[Recorded information]:
.....

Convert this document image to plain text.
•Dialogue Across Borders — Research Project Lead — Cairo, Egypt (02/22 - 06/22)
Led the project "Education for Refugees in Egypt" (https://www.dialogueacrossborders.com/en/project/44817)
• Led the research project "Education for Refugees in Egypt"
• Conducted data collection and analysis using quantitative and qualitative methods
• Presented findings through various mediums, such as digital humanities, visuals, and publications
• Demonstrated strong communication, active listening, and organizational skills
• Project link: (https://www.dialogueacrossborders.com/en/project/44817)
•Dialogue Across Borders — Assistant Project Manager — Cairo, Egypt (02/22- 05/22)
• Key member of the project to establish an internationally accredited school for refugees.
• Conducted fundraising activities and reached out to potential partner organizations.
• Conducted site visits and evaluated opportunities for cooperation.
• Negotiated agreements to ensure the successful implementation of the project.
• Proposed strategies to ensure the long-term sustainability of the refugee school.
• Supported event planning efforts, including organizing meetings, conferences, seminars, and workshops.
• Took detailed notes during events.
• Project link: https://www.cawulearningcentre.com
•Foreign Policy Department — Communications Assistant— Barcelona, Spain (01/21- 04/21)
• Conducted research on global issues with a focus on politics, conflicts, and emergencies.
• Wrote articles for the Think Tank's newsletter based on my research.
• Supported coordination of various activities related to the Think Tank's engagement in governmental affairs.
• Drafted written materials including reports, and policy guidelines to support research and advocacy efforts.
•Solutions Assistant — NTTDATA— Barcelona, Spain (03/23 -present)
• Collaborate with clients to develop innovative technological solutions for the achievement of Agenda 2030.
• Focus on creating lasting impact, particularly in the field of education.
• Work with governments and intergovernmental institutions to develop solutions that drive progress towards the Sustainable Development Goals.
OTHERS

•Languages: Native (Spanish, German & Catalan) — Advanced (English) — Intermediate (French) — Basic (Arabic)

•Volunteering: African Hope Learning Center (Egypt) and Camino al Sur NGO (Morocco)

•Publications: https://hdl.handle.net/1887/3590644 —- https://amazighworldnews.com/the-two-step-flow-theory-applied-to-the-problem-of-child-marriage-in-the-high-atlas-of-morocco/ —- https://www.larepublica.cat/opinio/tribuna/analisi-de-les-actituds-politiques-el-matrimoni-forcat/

.....

[What this task involves]: Your answer should be one number: how many lines of the listing include the word "including".

[Exercise output]: 2